## start Data rows

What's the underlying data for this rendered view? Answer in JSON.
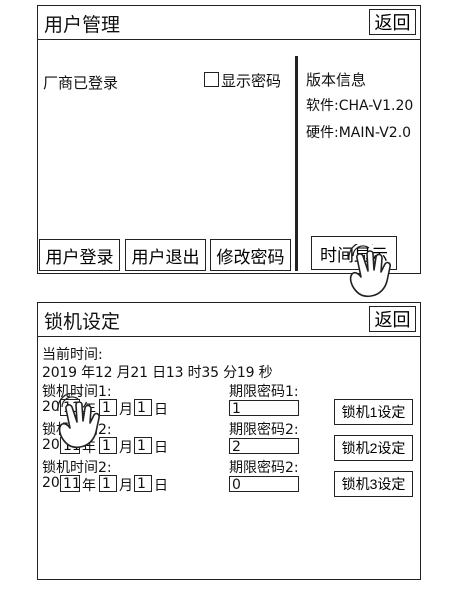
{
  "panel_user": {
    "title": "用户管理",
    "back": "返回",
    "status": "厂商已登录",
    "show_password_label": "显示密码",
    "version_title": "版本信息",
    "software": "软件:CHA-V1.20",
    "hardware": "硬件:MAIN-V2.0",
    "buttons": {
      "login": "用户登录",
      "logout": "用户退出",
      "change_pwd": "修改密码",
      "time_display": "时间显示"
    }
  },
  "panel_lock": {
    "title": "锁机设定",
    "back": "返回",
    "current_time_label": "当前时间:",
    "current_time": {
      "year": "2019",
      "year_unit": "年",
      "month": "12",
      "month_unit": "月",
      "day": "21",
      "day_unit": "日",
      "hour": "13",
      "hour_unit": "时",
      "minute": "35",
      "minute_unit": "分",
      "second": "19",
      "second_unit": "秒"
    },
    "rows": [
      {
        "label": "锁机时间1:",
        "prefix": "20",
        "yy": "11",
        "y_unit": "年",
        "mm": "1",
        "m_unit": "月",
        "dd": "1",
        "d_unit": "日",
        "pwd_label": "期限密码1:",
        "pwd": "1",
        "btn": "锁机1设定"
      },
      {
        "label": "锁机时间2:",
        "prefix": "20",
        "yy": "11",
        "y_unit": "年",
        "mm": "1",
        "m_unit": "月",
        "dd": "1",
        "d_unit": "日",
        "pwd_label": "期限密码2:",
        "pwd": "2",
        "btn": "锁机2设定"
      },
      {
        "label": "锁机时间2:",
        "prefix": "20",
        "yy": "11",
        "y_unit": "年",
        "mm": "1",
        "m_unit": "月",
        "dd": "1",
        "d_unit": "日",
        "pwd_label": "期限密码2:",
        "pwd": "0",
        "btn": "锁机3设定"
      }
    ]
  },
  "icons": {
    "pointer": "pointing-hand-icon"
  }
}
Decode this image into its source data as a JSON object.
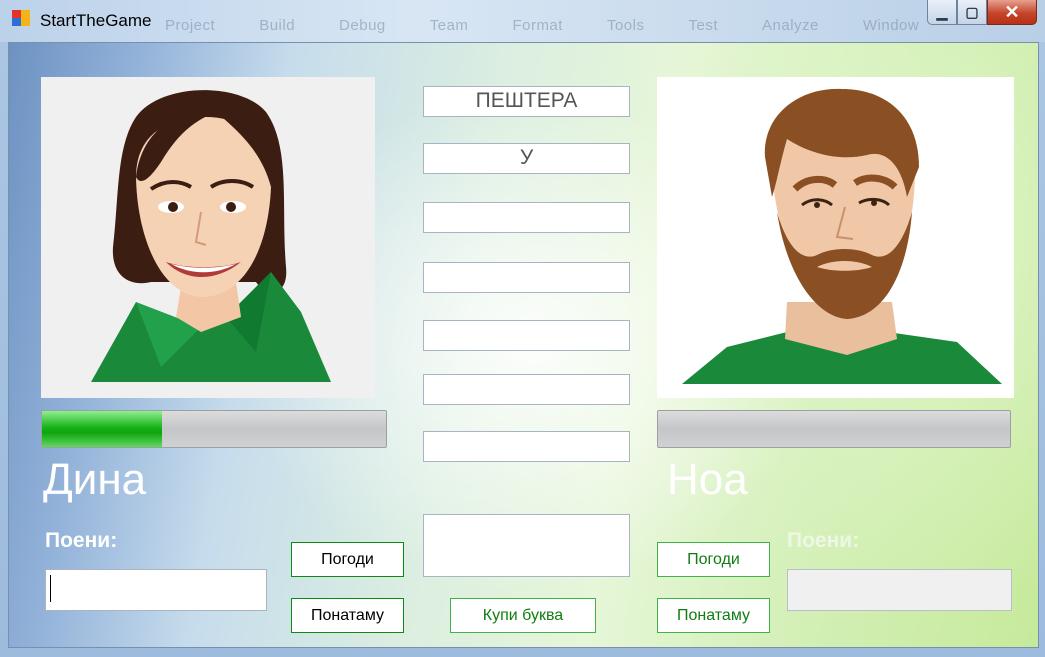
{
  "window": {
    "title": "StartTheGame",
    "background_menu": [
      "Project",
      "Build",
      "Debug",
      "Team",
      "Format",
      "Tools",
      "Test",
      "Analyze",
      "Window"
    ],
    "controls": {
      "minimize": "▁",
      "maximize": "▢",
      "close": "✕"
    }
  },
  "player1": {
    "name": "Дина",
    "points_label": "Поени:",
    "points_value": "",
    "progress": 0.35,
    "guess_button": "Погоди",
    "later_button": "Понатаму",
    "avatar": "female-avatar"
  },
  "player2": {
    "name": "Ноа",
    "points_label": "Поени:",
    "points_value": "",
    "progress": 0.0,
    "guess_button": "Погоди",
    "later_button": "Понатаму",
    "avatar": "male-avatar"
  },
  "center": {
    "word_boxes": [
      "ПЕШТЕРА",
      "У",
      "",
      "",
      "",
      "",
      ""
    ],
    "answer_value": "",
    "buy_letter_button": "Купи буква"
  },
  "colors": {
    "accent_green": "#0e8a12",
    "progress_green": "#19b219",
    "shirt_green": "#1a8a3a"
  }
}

## end Data rows

- _Written exercise_: Without the pictures, print the records in full, exactly as they appear.

- _The answer_:
What's the underlying data for this rendered view? Answer in JSON.
{
  "panel_user": {
    "title": "用户管理",
    "back": "返回",
    "status": "厂商已登录",
    "show_password_label": "显示密码",
    "version_title": "版本信息",
    "software": "软件:CHA-V1.20",
    "hardware": "硬件:MAIN-V2.0",
    "buttons": {
      "login": "用户登录",
      "logout": "用户退出",
      "change_pwd": "修改密码",
      "time_display": "时间显示"
    }
  },
  "panel_lock": {
    "title": "锁机设定",
    "back": "返回",
    "current_time_label": "当前时间:",
    "current_time": {
      "year": "2019",
      "year_unit": "年",
      "month": "12",
      "month_unit": "月",
      "day": "21",
      "day_unit": "日",
      "hour": "13",
      "hour_unit": "时",
      "minute": "35",
      "minute_unit": "分",
      "second": "19",
      "second_unit": "秒"
    },
    "rows": [
      {
        "label": "锁机时间1:",
        "prefix": "20",
        "yy": "11",
        "y_unit": "年",
        "mm": "1",
        "m_unit": "月",
        "dd": "1",
        "d_unit": "日",
        "pwd_label": "期限密码1:",
        "pwd": "1",
        "btn": "锁机1设定"
      },
      {
        "label": "锁机时间2:",
        "prefix": "20",
        "yy": "11",
        "y_unit": "年",
        "mm": "1",
        "m_unit": "月",
        "dd": "1",
        "d_unit": "日",
        "pwd_label": "期限密码2:",
        "pwd": "2",
        "btn": "锁机2设定"
      },
      {
        "label": "锁机时间2:",
        "prefix": "20",
        "yy": "11",
        "y_unit": "年",
        "mm": "1",
        "m_unit": "月",
        "dd": "1",
        "d_unit": "日",
        "pwd_label": "期限密码2:",
        "pwd": "0",
        "btn": "锁机3设定"
      }
    ]
  },
  "icons": {
    "pointer": "pointing-hand-icon"
  }
}
Decode this image into its source data as a JSON object.
{
  "window": {
    "title": "StartTheGame",
    "background_menu": [
      "Project",
      "Build",
      "Debug",
      "Team",
      "Format",
      "Tools",
      "Test",
      "Analyze",
      "Window"
    ],
    "controls": {
      "minimize": "▁",
      "maximize": "▢",
      "close": "✕"
    }
  },
  "player1": {
    "name": "Дина",
    "points_label": "Поени:",
    "points_value": "",
    "progress": 0.35,
    "guess_button": "Погоди",
    "later_button": "Понатаму",
    "avatar": "female-avatar"
  },
  "player2": {
    "name": "Ноа",
    "points_label": "Поени:",
    "points_value": "",
    "progress": 0.0,
    "guess_button": "Погоди",
    "later_button": "Понатаму",
    "avatar": "male-avatar"
  },
  "center": {
    "word_boxes": [
      "ПЕШТЕРА",
      "У",
      "",
      "",
      "",
      "",
      ""
    ],
    "answer_value": "",
    "buy_letter_button": "Купи буква"
  },
  "colors": {
    "accent_green": "#0e8a12",
    "progress_green": "#19b219",
    "shirt_green": "#1a8a3a"
  }
}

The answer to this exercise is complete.